Data records>

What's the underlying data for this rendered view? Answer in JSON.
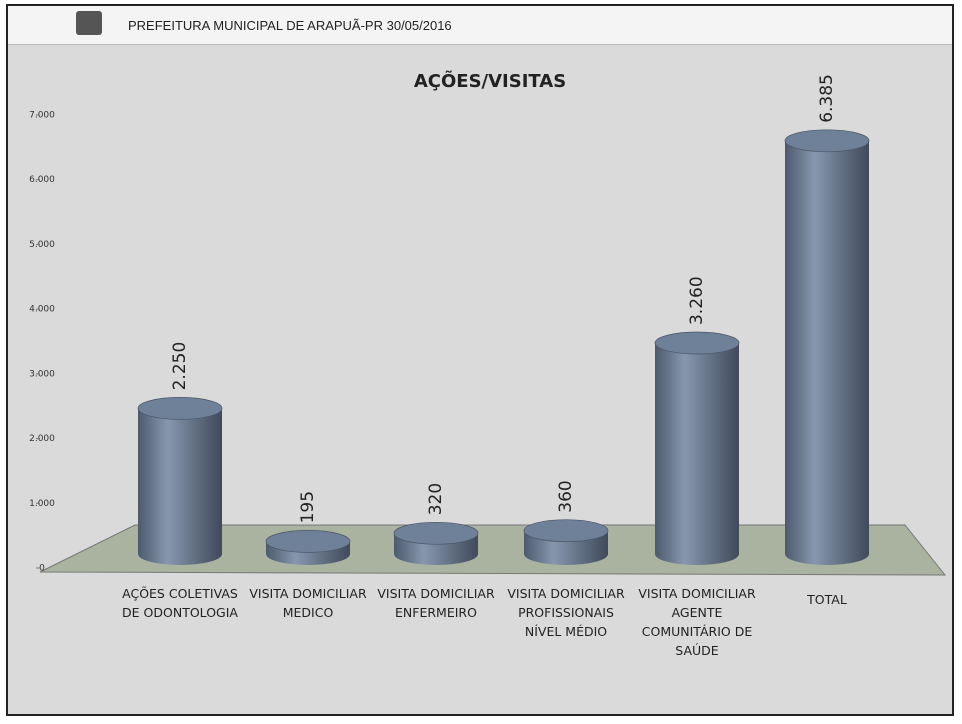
{
  "header": {
    "title": "PREFEITURA MUNICIPAL DE ARAPUÃ-PR 30/05/2016"
  },
  "chart_data": {
    "type": "bar",
    "title": "AÇÕES/VISITAS",
    "categories": [
      "AÇÕES COLETIVAS DE ODONTOLOGIA",
      "VISITA DOMICILIAR MEDICO",
      "VISITA DOMICILIAR ENFERMEIRO",
      "VISITA DOMICILIAR PROFISSIONAIS NÍVEL MÉDIO",
      "VISITA DOMICILIAR AGENTE COMUNITÁRIO DE SAÚDE",
      "TOTAL"
    ],
    "values": [
      2250,
      195,
      320,
      360,
      3260,
      6385
    ],
    "value_labels": [
      "2.250",
      "195",
      "320",
      "360",
      "3.260",
      "6.385"
    ],
    "color": "#6f8099",
    "ylim": [
      0,
      7000
    ],
    "yticks": [
      0,
      {
        "value": 1000,
        "label": "1.000"
      },
      {
        "value": 2000,
        "label": "2.000"
      },
      {
        "value": 3000,
        "label": "3.000"
      },
      {
        "value": 4000,
        "label": "4.000"
      },
      {
        "value": 5000,
        "label": "5.000"
      },
      {
        "value": 6000,
        "label": "6.000"
      },
      {
        "value": 7000,
        "label": "7.000"
      }
    ]
  }
}
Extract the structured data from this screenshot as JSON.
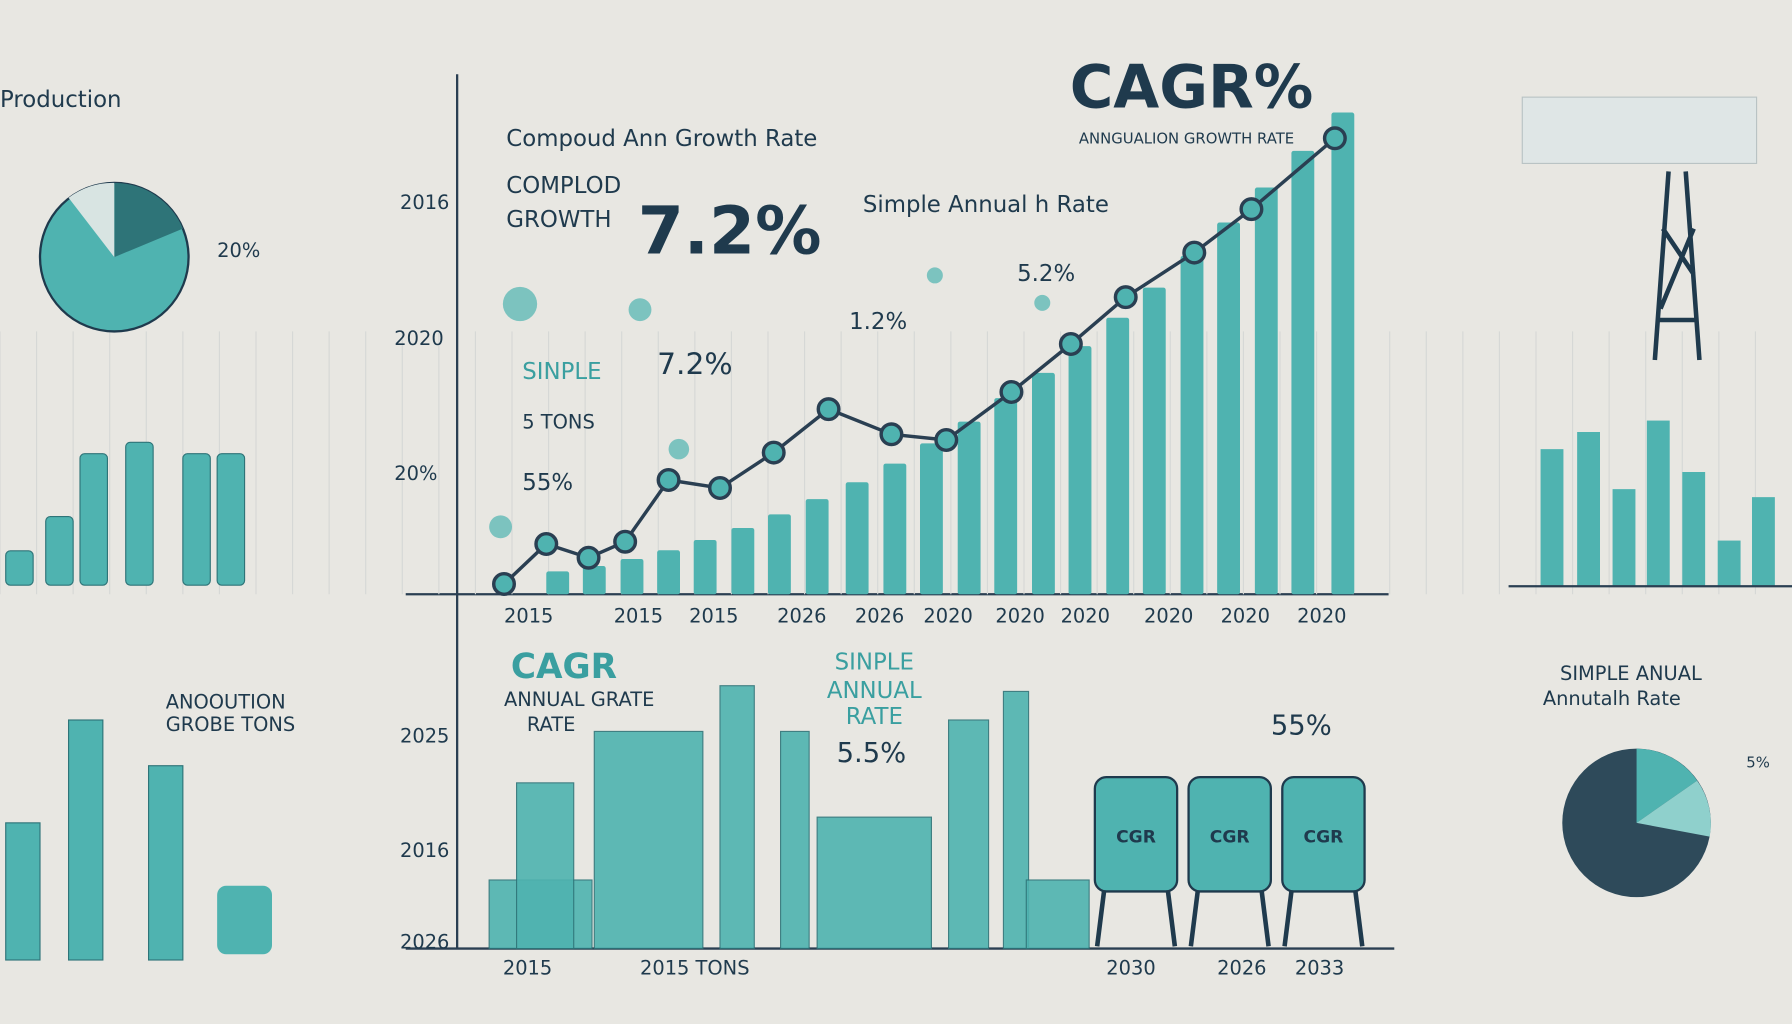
{
  "left_panel": {
    "title": "Production",
    "pie_label": "20%",
    "caption": [
      "Anooution",
      "Grobe Tons"
    ]
  },
  "header": {
    "subtitle": "Compoud Ann Growth Rate",
    "title": "CAGR%",
    "title_caption": "Anngualion Growth Rate"
  },
  "center_chart": {
    "axis_labels": [
      "2016",
      "2020",
      "20%"
    ],
    "compound": [
      "Complod",
      "Growth"
    ],
    "big_rate": "7.2%",
    "simple_label": "Simple Annual  h Rate",
    "rates": [
      "5.2%",
      "1.2%"
    ],
    "simple_block": {
      "label": "Sinple",
      "rate": "7.2%",
      "tons": "5 Tons",
      "share": "55%"
    },
    "x_labels": [
      "2015",
      "2015",
      "2015",
      "2026",
      "2026",
      "2020",
      "2020",
      "2020",
      "2020",
      "2020",
      "2020"
    ]
  },
  "lower_panel": {
    "cagr": "CAGR",
    "cagr_caption": [
      "Annual Grate",
      "Rate"
    ],
    "simple": [
      "Sinple",
      "Annual",
      "Rate"
    ],
    "simple_rate": "5.5%",
    "tank_rate": "55%",
    "tank_labels": [
      "CGR",
      "CGR",
      "CGR"
    ],
    "axis_labels": [
      "2025",
      "2016",
      "2026"
    ],
    "x_labels": [
      "2015",
      "2015 Tons",
      "2030",
      "2026",
      "2033"
    ]
  },
  "right_panel": {
    "caption": [
      "Simple Anual",
      "Annutalh Rate"
    ],
    "pie_label": "5%"
  }
}
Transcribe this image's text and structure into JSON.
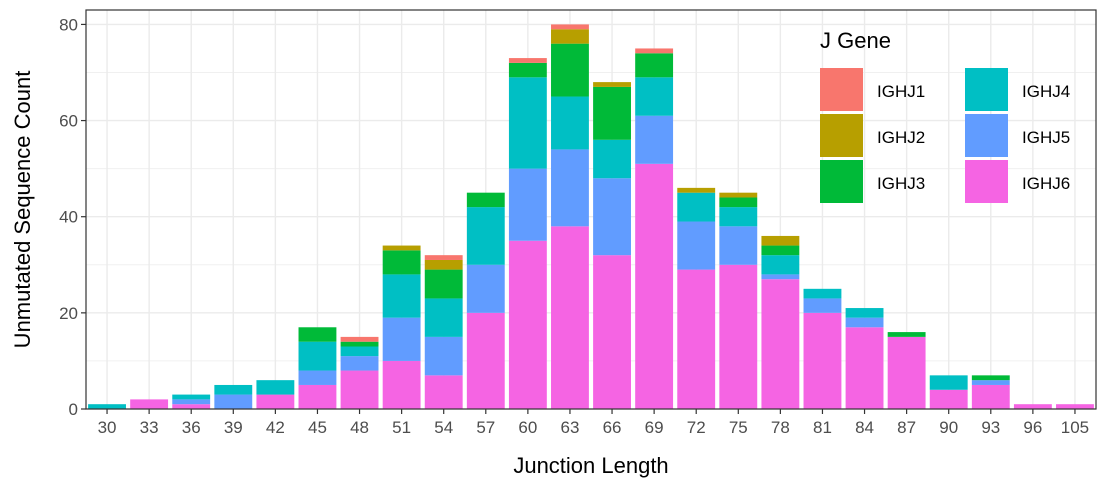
{
  "chart_data": {
    "type": "bar",
    "stacked": true,
    "xlabel": "Junction Length",
    "ylabel": "Unmutated Sequence Count",
    "ylim": [
      0,
      83
    ],
    "yticks": [
      0,
      20,
      40,
      60,
      80
    ],
    "grid": true,
    "legend": {
      "title": "J Gene",
      "placement": "top-right"
    },
    "categories": [
      "30",
      "33",
      "36",
      "39",
      "42",
      "45",
      "48",
      "51",
      "54",
      "57",
      "60",
      "63",
      "66",
      "69",
      "72",
      "75",
      "78",
      "81",
      "84",
      "87",
      "90",
      "93",
      "96",
      "105"
    ],
    "series": [
      {
        "name": "IGHJ6",
        "color": "#F564E3",
        "values": [
          0,
          2,
          1,
          0,
          3,
          5,
          8,
          10,
          7,
          20,
          35,
          38,
          32,
          51,
          29,
          30,
          27,
          20,
          17,
          15,
          4,
          5,
          1,
          1
        ]
      },
      {
        "name": "IGHJ5",
        "color": "#619CFF",
        "values": [
          0,
          0,
          1,
          3,
          0,
          3,
          3,
          9,
          8,
          10,
          15,
          16,
          16,
          10,
          10,
          8,
          1,
          3,
          2,
          0,
          0,
          1,
          0,
          0
        ]
      },
      {
        "name": "IGHJ4",
        "color": "#00BFC4",
        "values": [
          1,
          0,
          1,
          2,
          3,
          6,
          2,
          9,
          8,
          12,
          19,
          11,
          8,
          8,
          6,
          4,
          4,
          2,
          2,
          0,
          3,
          0,
          0,
          0
        ]
      },
      {
        "name": "IGHJ3",
        "color": "#00BA38",
        "values": [
          0,
          0,
          0,
          0,
          0,
          3,
          1,
          5,
          6,
          3,
          3,
          11,
          11,
          5,
          0,
          2,
          2,
          0,
          0,
          1,
          0,
          1,
          0,
          0
        ]
      },
      {
        "name": "IGHJ2",
        "color": "#B79F00",
        "values": [
          0,
          0,
          0,
          0,
          0,
          0,
          0,
          1,
          2,
          0,
          0,
          3,
          1,
          0,
          1,
          1,
          2,
          0,
          0,
          0,
          0,
          0,
          0,
          0
        ]
      },
      {
        "name": "IGHJ1",
        "color": "#F8766D",
        "values": [
          0,
          0,
          0,
          0,
          0,
          0,
          1,
          0,
          1,
          0,
          1,
          1,
          0,
          1,
          0,
          0,
          0,
          0,
          0,
          0,
          0,
          0,
          0,
          0
        ]
      }
    ],
    "legend_order": [
      "IGHJ1",
      "IGHJ2",
      "IGHJ3",
      "IGHJ4",
      "IGHJ5",
      "IGHJ6"
    ]
  }
}
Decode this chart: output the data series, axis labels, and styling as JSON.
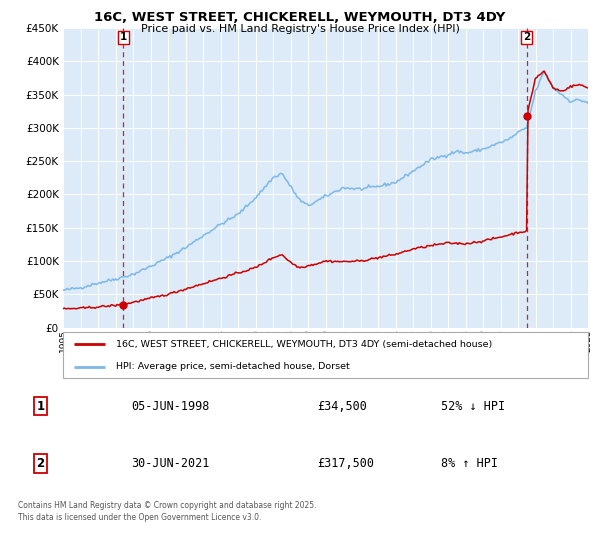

Given instruction> From the data above, write out everything exactly except the pictures.

The reply>
What's the underlying data for this rendered view? Answer in JSON.
{
  "header": {
    "title": "PREFEITURA MUNICIPAL DE ARAPUÃ-PR 30/05/2016"
  },
  "chart_data": {
    "type": "bar",
    "title": "AÇÕES/VISITAS",
    "categories": [
      "AÇÕES COLETIVAS DE ODONTOLOGIA",
      "VISITA DOMICILIAR MEDICO",
      "VISITA DOMICILIAR ENFERMEIRO",
      "VISITA DOMICILIAR PROFISSIONAIS NÍVEL MÉDIO",
      "VISITA DOMICILIAR AGENTE COMUNITÁRIO DE SAÚDE",
      "TOTAL"
    ],
    "values": [
      2250,
      195,
      320,
      360,
      3260,
      6385
    ],
    "value_labels": [
      "2.250",
      "195",
      "320",
      "360",
      "3.260",
      "6.385"
    ],
    "color": "#6f8099",
    "ylim": [
      0,
      7000
    ],
    "yticks": [
      0,
      {
        "value": 1000,
        "label": "1.000"
      },
      {
        "value": 2000,
        "label": "2.000"
      },
      {
        "value": 3000,
        "label": "3.000"
      },
      {
        "value": 4000,
        "label": "4.000"
      },
      {
        "value": 5000,
        "label": "5.000"
      },
      {
        "value": 6000,
        "label": "6.000"
      },
      {
        "value": 7000,
        "label": "7.000"
      }
    ]
  }
}
Extract the structured data from this screenshot as JSON.
{
  "left_panel": {
    "title": "Production",
    "pie_label": "20%",
    "caption": [
      "Anooution",
      "Grobe Tons"
    ]
  },
  "header": {
    "subtitle": "Compoud Ann Growth Rate",
    "title": "CAGR%",
    "title_caption": "Anngualion Growth Rate"
  },
  "center_chart": {
    "axis_labels": [
      "2016",
      "2020",
      "20%"
    ],
    "compound": [
      "Complod",
      "Growth"
    ],
    "big_rate": "7.2%",
    "simple_label": "Simple Annual  h Rate",
    "rates": [
      "5.2%",
      "1.2%"
    ],
    "simple_block": {
      "label": "Sinple",
      "rate": "7.2%",
      "tons": "5 Tons",
      "share": "55%"
    },
    "x_labels": [
      "2015",
      "2015",
      "2015",
      "2026",
      "2026",
      "2020",
      "2020",
      "2020",
      "2020",
      "2020",
      "2020"
    ]
  },
  "lower_panel": {
    "cagr": "CAGR",
    "cagr_caption": [
      "Annual Grate",
      "Rate"
    ],
    "simple": [
      "Sinple",
      "Annual",
      "Rate"
    ],
    "simple_rate": "5.5%",
    "tank_rate": "55%",
    "tank_labels": [
      "CGR",
      "CGR",
      "CGR"
    ],
    "axis_labels": [
      "2025",
      "2016",
      "2026"
    ],
    "x_labels": [
      "2015",
      "2015 Tons",
      "2030",
      "2026",
      "2033"
    ]
  },
  "right_panel": {
    "caption": [
      "Simple Anual",
      "Annutalh Rate"
    ],
    "pie_label": "5%"
  }
}
Transcribe this image's text and structure into JSON.
{
  "chart_data": {
    "type": "bar",
    "stacked": true,
    "xlabel": "Junction Length",
    "ylabel": "Unmutated Sequence Count",
    "ylim": [
      0,
      83
    ],
    "yticks": [
      0,
      20,
      40,
      60,
      80
    ],
    "grid": true,
    "legend": {
      "title": "J Gene",
      "placement": "top-right"
    },
    "categories": [
      "30",
      "33",
      "36",
      "39",
      "42",
      "45",
      "48",
      "51",
      "54",
      "57",
      "60",
      "63",
      "66",
      "69",
      "72",
      "75",
      "78",
      "81",
      "84",
      "87",
      "90",
      "93",
      "96",
      "105"
    ],
    "series": [
      {
        "name": "IGHJ6",
        "color": "#F564E3",
        "values": [
          0,
          2,
          1,
          0,
          3,
          5,
          8,
          10,
          7,
          20,
          35,
          38,
          32,
          51,
          29,
          30,
          27,
          20,
          17,
          15,
          4,
          5,
          1,
          1
        ]
      },
      {
        "name": "IGHJ5",
        "color": "#619CFF",
        "values": [
          0,
          0,
          1,
          3,
          0,
          3,
          3,
          9,
          8,
          10,
          15,
          16,
          16,
          10,
          10,
          8,
          1,
          3,
          2,
          0,
          0,
          1,
          0,
          0
        ]
      },
      {
        "name": "IGHJ4",
        "color": "#00BFC4",
        "values": [
          1,
          0,
          1,
          2,
          3,
          6,
          2,
          9,
          8,
          12,
          19,
          11,
          8,
          8,
          6,
          4,
          4,
          2,
          2,
          0,
          3,
          0,
          0,
          0
        ]
      },
      {
        "name": "IGHJ3",
        "color": "#00BA38",
        "values": [
          0,
          0,
          0,
          0,
          0,
          3,
          1,
          5,
          6,
          3,
          3,
          11,
          11,
          5,
          0,
          2,
          2,
          0,
          0,
          1,
          0,
          1,
          0,
          0
        ]
      },
      {
        "name": "IGHJ2",
        "color": "#B79F00",
        "values": [
          0,
          0,
          0,
          0,
          0,
          0,
          0,
          1,
          2,
          0,
          0,
          3,
          1,
          0,
          1,
          1,
          2,
          0,
          0,
          0,
          0,
          0,
          0,
          0
        ]
      },
      {
        "name": "IGHJ1",
        "color": "#F8766D",
        "values": [
          0,
          0,
          0,
          0,
          0,
          0,
          1,
          0,
          1,
          0,
          1,
          1,
          0,
          1,
          0,
          0,
          0,
          0,
          0,
          0,
          0,
          0,
          0,
          0
        ]
      }
    ],
    "legend_order": [
      "IGHJ1",
      "IGHJ2",
      "IGHJ3",
      "IGHJ4",
      "IGHJ5",
      "IGHJ6"
    ]
  }
}
Decode this chart: output the data series, axis labels, and styling as JSON.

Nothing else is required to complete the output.